Given instruction - Print the whole listing exactly.
--*--
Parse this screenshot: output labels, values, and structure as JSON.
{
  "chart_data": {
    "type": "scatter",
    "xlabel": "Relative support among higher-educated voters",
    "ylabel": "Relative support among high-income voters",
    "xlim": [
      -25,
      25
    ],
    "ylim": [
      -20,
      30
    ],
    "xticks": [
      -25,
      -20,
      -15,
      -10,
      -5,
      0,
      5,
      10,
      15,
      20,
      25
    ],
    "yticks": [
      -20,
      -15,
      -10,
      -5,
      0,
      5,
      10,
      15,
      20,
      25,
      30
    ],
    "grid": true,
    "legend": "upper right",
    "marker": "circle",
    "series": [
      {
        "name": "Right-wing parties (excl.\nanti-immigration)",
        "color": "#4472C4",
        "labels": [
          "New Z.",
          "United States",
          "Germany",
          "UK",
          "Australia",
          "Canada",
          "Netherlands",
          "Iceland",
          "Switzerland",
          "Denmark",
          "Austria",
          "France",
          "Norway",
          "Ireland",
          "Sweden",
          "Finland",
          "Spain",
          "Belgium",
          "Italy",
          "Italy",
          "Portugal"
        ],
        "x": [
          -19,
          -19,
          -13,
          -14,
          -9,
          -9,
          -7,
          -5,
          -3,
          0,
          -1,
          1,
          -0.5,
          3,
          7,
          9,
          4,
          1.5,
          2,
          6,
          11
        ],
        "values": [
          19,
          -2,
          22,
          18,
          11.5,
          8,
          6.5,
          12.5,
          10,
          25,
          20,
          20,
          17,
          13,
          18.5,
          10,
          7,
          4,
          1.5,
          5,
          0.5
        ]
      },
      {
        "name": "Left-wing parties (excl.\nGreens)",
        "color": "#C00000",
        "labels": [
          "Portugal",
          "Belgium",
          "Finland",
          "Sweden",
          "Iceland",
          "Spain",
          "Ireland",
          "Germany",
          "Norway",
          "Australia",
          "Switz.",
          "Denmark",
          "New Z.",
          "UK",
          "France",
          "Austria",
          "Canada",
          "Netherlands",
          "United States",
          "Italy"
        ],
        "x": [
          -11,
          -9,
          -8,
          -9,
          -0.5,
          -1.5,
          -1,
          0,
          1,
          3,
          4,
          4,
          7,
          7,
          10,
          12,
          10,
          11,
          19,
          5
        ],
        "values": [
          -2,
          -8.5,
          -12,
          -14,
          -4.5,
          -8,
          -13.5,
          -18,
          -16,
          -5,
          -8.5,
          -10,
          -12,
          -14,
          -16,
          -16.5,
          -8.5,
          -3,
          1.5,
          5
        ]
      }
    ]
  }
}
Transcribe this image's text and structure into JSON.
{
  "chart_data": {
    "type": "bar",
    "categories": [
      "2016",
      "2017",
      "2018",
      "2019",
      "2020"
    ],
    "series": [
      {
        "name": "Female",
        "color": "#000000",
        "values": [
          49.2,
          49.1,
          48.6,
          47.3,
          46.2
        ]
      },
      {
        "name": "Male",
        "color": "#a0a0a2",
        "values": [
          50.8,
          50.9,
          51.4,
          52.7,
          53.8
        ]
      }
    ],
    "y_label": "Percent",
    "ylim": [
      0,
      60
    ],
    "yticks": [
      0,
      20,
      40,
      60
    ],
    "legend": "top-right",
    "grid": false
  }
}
--*--
Answer for the task -
Parse this screenshot: output labels, values, and structure as JSON.
{
  "chart_data": {
    "type": "scatter",
    "xlabel": "Relative support among higher-educated voters",
    "ylabel": "Relative support among high-income voters",
    "xlim": [
      -25,
      25
    ],
    "ylim": [
      -20,
      30
    ],
    "xticks": [
      -25,
      -20,
      -15,
      -10,
      -5,
      0,
      5,
      10,
      15,
      20,
      25
    ],
    "yticks": [
      -20,
      -15,
      -10,
      -5,
      0,
      5,
      10,
      15,
      20,
      25,
      30
    ],
    "grid": true,
    "legend": "upper right",
    "marker": "circle",
    "series": [
      {
        "name": "Right-wing parties (excl.\nanti-immigration)",
        "color": "#4472C4",
        "labels": [
          "New Z.",
          "United States",
          "Germany",
          "UK",
          "Australia",
          "Canada",
          "Netherlands",
          "Iceland",
          "Switzerland",
          "Denmark",
          "Austria",
          "France",
          "Norway",
          "Ireland",
          "Sweden",
          "Finland",
          "Spain",
          "Belgium",
          "Italy",
          "Italy",
          "Portugal"
        ],
        "x": [
          -19,
          -19,
          -13,
          -14,
          -9,
          -9,
          -7,
          -5,
          -3,
          0,
          -1,
          1,
          -0.5,
          3,
          7,
          9,
          4,
          1.5,
          2,
          6,
          11
        ],
        "values": [
          19,
          -2,
          22,
          18,
          11.5,
          8,
          6.5,
          12.5,
          10,
          25,
          20,
          20,
          17,
          13,
          18.5,
          10,
          7,
          4,
          1.5,
          5,
          0.5
        ]
      },
      {
        "name": "Left-wing parties (excl.\nGreens)",
        "color": "#C00000",
        "labels": [
          "Portugal",
          "Belgium",
          "Finland",
          "Sweden",
          "Iceland",
          "Spain",
          "Ireland",
          "Germany",
          "Norway",
          "Australia",
          "Switz.",
          "Denmark",
          "New Z.",
          "UK",
          "France",
          "Austria",
          "Canada",
          "Netherlands",
          "United States",
          "Italy"
        ],
        "x": [
          -11,
          -9,
          -8,
          -9,
          -0.5,
          -1.5,
          -1,
          0,
          1,
          3,
          4,
          4,
          7,
          7,
          10,
          12,
          10,
          11,
          19,
          5
        ],
        "values": [
          -2,
          -8.5,
          -12,
          -14,
          -4.5,
          -8,
          -13.5,
          -18,
          -16,
          -5,
          -8.5,
          -10,
          -12,
          -14,
          -16,
          -16.5,
          -8.5,
          -3,
          1.5,
          5
        ]
      }
    ]
  }
}
Transcribe this image's text and structure into JSON.
{
  "chart_data": {
    "type": "bar",
    "categories": [
      "2016",
      "2017",
      "2018",
      "2019",
      "2020"
    ],
    "series": [
      {
        "name": "Female",
        "color": "#000000",
        "values": [
          49.2,
          49.1,
          48.6,
          47.3,
          46.2
        ]
      },
      {
        "name": "Male",
        "color": "#a0a0a2",
        "values": [
          50.8,
          50.9,
          51.4,
          52.7,
          53.8
        ]
      }
    ],
    "y_label": "Percent",
    "ylim": [
      0,
      60
    ],
    "yticks": [
      0,
      20,
      40,
      60
    ],
    "legend": "top-right",
    "grid": false
  }
}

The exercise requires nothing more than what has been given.